■ WHAT IS NEEDED ■
Give the data below again, word for word.

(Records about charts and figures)
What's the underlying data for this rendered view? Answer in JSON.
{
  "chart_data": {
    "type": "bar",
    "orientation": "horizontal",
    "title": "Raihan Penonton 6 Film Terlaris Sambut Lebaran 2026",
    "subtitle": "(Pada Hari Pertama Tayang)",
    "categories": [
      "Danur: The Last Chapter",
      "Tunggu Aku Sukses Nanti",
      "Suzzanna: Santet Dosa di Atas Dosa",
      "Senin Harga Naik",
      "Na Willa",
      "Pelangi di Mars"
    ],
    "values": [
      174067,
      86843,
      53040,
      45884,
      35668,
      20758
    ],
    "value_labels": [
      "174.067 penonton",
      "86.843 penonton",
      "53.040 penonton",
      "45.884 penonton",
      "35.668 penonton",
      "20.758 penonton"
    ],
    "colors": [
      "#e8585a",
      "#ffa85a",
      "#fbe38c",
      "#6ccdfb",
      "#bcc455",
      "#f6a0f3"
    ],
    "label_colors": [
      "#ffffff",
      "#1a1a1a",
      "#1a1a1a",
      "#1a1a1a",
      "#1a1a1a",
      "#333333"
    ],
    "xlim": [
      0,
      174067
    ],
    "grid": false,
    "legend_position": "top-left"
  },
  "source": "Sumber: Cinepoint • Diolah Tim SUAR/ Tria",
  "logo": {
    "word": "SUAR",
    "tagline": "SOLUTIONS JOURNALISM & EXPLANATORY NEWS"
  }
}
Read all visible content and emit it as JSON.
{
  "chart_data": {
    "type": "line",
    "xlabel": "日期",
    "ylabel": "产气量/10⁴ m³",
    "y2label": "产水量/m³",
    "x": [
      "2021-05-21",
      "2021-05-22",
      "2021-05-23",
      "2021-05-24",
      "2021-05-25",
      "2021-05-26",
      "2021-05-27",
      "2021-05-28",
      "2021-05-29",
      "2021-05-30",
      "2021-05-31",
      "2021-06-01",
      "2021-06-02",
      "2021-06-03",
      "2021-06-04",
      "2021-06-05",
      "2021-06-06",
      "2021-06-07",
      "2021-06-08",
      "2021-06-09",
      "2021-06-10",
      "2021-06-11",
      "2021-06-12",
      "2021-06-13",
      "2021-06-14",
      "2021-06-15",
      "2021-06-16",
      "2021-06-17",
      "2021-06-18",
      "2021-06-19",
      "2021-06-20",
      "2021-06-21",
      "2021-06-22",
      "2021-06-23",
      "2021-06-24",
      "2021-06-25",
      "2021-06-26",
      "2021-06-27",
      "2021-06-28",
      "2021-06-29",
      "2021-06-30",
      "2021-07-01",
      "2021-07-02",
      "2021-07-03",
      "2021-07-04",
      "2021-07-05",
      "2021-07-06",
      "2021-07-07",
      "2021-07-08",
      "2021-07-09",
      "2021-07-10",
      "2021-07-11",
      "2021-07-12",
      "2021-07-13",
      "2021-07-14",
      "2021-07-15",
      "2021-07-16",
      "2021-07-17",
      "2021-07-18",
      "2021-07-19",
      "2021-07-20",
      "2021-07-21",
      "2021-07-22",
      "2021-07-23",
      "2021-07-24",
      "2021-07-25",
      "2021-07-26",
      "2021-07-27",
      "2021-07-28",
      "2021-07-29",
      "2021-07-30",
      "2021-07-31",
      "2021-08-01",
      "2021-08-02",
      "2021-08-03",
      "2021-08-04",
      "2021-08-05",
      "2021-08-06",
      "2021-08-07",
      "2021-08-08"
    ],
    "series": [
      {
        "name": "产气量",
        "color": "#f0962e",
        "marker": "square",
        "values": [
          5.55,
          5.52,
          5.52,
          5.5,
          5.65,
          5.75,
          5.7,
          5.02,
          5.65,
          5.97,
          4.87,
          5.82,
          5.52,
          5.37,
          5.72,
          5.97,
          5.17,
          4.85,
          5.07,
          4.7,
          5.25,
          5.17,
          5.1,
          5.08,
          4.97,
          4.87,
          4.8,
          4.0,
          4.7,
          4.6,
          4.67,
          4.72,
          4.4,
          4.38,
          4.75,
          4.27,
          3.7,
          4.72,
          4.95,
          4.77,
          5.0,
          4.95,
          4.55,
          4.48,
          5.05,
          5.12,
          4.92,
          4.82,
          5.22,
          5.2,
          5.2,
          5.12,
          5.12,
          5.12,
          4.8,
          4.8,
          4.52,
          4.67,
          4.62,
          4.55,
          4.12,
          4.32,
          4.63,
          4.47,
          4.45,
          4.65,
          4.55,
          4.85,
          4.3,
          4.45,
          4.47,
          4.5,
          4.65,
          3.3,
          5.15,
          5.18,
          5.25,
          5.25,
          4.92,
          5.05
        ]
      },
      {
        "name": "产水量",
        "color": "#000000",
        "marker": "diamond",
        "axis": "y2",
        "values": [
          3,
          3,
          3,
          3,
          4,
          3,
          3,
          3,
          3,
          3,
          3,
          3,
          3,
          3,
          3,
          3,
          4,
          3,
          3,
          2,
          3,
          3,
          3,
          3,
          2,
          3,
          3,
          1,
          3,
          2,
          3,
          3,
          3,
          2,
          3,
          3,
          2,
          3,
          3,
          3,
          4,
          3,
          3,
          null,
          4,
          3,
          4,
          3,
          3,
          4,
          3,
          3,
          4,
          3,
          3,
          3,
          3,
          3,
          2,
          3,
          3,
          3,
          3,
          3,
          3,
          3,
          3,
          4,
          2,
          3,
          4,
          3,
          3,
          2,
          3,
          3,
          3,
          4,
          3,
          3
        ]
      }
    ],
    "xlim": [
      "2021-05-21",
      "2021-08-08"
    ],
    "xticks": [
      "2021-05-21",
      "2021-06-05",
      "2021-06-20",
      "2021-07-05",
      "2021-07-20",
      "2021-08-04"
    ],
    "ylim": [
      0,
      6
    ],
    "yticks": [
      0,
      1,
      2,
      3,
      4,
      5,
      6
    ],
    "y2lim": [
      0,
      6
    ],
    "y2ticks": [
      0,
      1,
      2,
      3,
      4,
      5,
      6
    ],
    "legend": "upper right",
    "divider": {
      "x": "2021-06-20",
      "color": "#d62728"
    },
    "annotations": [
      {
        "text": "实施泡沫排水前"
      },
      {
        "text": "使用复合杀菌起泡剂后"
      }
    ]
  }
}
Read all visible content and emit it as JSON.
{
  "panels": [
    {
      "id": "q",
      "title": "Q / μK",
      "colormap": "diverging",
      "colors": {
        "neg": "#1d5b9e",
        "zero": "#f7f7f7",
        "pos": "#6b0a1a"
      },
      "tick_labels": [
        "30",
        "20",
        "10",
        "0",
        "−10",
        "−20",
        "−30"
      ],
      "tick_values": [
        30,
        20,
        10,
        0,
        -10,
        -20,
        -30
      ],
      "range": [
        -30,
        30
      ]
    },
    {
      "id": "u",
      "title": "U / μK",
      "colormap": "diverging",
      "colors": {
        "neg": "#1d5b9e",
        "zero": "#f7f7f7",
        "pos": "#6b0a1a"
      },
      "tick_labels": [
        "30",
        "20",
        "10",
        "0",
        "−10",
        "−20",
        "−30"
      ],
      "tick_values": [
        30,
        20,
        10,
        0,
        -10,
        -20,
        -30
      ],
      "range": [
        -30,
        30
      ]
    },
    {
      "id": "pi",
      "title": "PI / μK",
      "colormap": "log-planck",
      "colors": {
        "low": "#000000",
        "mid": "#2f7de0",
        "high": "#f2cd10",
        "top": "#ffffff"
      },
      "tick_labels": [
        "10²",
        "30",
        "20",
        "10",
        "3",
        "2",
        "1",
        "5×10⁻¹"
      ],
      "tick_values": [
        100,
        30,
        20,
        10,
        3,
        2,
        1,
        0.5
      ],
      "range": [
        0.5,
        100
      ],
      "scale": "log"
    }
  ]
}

■ TASK OUTPUT ■
What's the underlying data for this rendered view? Answer in JSON.
{
  "chart_data": {
    "type": "bar",
    "orientation": "horizontal",
    "title": "Raihan Penonton 6 Film Terlaris Sambut Lebaran 2026",
    "subtitle": "(Pada Hari Pertama Tayang)",
    "categories": [
      "Danur: The Last Chapter",
      "Tunggu Aku Sukses Nanti",
      "Suzzanna: Santet Dosa di Atas Dosa",
      "Senin Harga Naik",
      "Na Willa",
      "Pelangi di Mars"
    ],
    "values": [
      174067,
      86843,
      53040,
      45884,
      35668,
      20758
    ],
    "value_labels": [
      "174.067 penonton",
      "86.843 penonton",
      "53.040 penonton",
      "45.884 penonton",
      "35.668 penonton",
      "20.758 penonton"
    ],
    "colors": [
      "#e8585a",
      "#ffa85a",
      "#fbe38c",
      "#6ccdfb",
      "#bcc455",
      "#f6a0f3"
    ],
    "label_colors": [
      "#ffffff",
      "#1a1a1a",
      "#1a1a1a",
      "#1a1a1a",
      "#1a1a1a",
      "#333333"
    ],
    "xlim": [
      0,
      174067
    ],
    "grid": false,
    "legend_position": "top-left"
  },
  "source": "Sumber: Cinepoint • Diolah Tim SUAR/ Tria",
  "logo": {
    "word": "SUAR",
    "tagline": "SOLUTIONS JOURNALISM & EXPLANATORY NEWS"
  }
}
Read all visible content and emit it as JSON.
{
  "chart_data": {
    "type": "line",
    "xlabel": "日期",
    "ylabel": "产气量/10⁴ m³",
    "y2label": "产水量/m³",
    "x": [
      "2021-05-21",
      "2021-05-22",
      "2021-05-23",
      "2021-05-24",
      "2021-05-25",
      "2021-05-26",
      "2021-05-27",
      "2021-05-28",
      "2021-05-29",
      "2021-05-30",
      "2021-05-31",
      "2021-06-01",
      "2021-06-02",
      "2021-06-03",
      "2021-06-04",
      "2021-06-05",
      "2021-06-06",
      "2021-06-07",
      "2021-06-08",
      "2021-06-09",
      "2021-06-10",
      "2021-06-11",
      "2021-06-12",
      "2021-06-13",
      "2021-06-14",
      "2021-06-15",
      "2021-06-16",
      "2021-06-17",
      "2021-06-18",
      "2021-06-19",
      "2021-06-20",
      "2021-06-21",
      "2021-06-22",
      "2021-06-23",
      "2021-06-24",
      "2021-06-25",
      "2021-06-26",
      "2021-06-27",
      "2021-06-28",
      "2021-06-29",
      "2021-06-30",
      "2021-07-01",
      "2021-07-02",
      "2021-07-03",
      "2021-07-04",
      "2021-07-05",
      "2021-07-06",
      "2021-07-07",
      "2021-07-08",
      "2021-07-09",
      "2021-07-10",
      "2021-07-11",
      "2021-07-12",
      "2021-07-13",
      "2021-07-14",
      "2021-07-15",
      "2021-07-16",
      "2021-07-17",
      "2021-07-18",
      "2021-07-19",
      "2021-07-20",
      "2021-07-21",
      "2021-07-22",
      "2021-07-23",
      "2021-07-24",
      "2021-07-25",
      "2021-07-26",
      "2021-07-27",
      "2021-07-28",
      "2021-07-29",
      "2021-07-30",
      "2021-07-31",
      "2021-08-01",
      "2021-08-02",
      "2021-08-03",
      "2021-08-04",
      "2021-08-05",
      "2021-08-06",
      "2021-08-07",
      "2021-08-08"
    ],
    "series": [
      {
        "name": "产气量",
        "color": "#f0962e",
        "marker": "square",
        "values": [
          5.55,
          5.52,
          5.52,
          5.5,
          5.65,
          5.75,
          5.7,
          5.02,
          5.65,
          5.97,
          4.87,
          5.82,
          5.52,
          5.37,
          5.72,
          5.97,
          5.17,
          4.85,
          5.07,
          4.7,
          5.25,
          5.17,
          5.1,
          5.08,
          4.97,
          4.87,
          4.8,
          4.0,
          4.7,
          4.6,
          4.67,
          4.72,
          4.4,
          4.38,
          4.75,
          4.27,
          3.7,
          4.72,
          4.95,
          4.77,
          5.0,
          4.95,
          4.55,
          4.48,
          5.05,
          5.12,
          4.92,
          4.82,
          5.22,
          5.2,
          5.2,
          5.12,
          5.12,
          5.12,
          4.8,
          4.8,
          4.52,
          4.67,
          4.62,
          4.55,
          4.12,
          4.32,
          4.63,
          4.47,
          4.45,
          4.65,
          4.55,
          4.85,
          4.3,
          4.45,
          4.47,
          4.5,
          4.65,
          3.3,
          5.15,
          5.18,
          5.25,
          5.25,
          4.92,
          5.05
        ]
      },
      {
        "name": "产水量",
        "color": "#000000",
        "marker": "diamond",
        "axis": "y2",
        "values": [
          3,
          3,
          3,
          3,
          4,
          3,
          3,
          3,
          3,
          3,
          3,
          3,
          3,
          3,
          3,
          3,
          4,
          3,
          3,
          2,
          3,
          3,
          3,
          3,
          2,
          3,
          3,
          1,
          3,
          2,
          3,
          3,
          3,
          2,
          3,
          3,
          2,
          3,
          3,
          3,
          4,
          3,
          3,
          null,
          4,
          3,
          4,
          3,
          3,
          4,
          3,
          3,
          4,
          3,
          3,
          3,
          3,
          3,
          2,
          3,
          3,
          3,
          3,
          3,
          3,
          3,
          3,
          4,
          2,
          3,
          4,
          3,
          3,
          2,
          3,
          3,
          3,
          4,
          3,
          3
        ]
      }
    ],
    "xlim": [
      "2021-05-21",
      "2021-08-08"
    ],
    "xticks": [
      "2021-05-21",
      "2021-06-05",
      "2021-06-20",
      "2021-07-05",
      "2021-07-20",
      "2021-08-04"
    ],
    "ylim": [
      0,
      6
    ],
    "yticks": [
      0,
      1,
      2,
      3,
      4,
      5,
      6
    ],
    "y2lim": [
      0,
      6
    ],
    "y2ticks": [
      0,
      1,
      2,
      3,
      4,
      5,
      6
    ],
    "legend": "upper right",
    "divider": {
      "x": "2021-06-20",
      "color": "#d62728"
    },
    "annotations": [
      {
        "text": "实施泡沫排水前"
      },
      {
        "text": "使用复合杀菌起泡剂后"
      }
    ]
  }
}
Read all visible content and emit it as JSON.
{
  "panels": [
    {
      "id": "q",
      "title": "Q / μK",
      "colormap": "diverging",
      "colors": {
        "neg": "#1d5b9e",
        "zero": "#f7f7f7",
        "pos": "#6b0a1a"
      },
      "tick_labels": [
        "30",
        "20",
        "10",
        "0",
        "−10",
        "−20",
        "−30"
      ],
      "tick_values": [
        30,
        20,
        10,
        0,
        -10,
        -20,
        -30
      ],
      "range": [
        -30,
        30
      ]
    },
    {
      "id": "u",
      "title": "U / μK",
      "colormap": "diverging",
      "colors": {
        "neg": "#1d5b9e",
        "zero": "#f7f7f7",
        "pos": "#6b0a1a"
      },
      "tick_labels": [
        "30",
        "20",
        "10",
        "0",
        "−10",
        "−20",
        "−30"
      ],
      "tick_values": [
        30,
        20,
        10,
        0,
        -10,
        -20,
        -30
      ],
      "range": [
        -30,
        30
      ]
    },
    {
      "id": "pi",
      "title": "PI / μK",
      "colormap": "log-planck",
      "colors": {
        "low": "#000000",
        "mid": "#2f7de0",
        "high": "#f2cd10",
        "top": "#ffffff"
      },
      "tick_labels": [
        "10²",
        "30",
        "20",
        "10",
        "3",
        "2",
        "1",
        "5×10⁻¹"
      ],
      "tick_values": [
        100,
        30,
        20,
        10,
        3,
        2,
        1,
        0.5
      ],
      "range": [
        0.5,
        100
      ],
      "scale": "log"
    }
  ]
}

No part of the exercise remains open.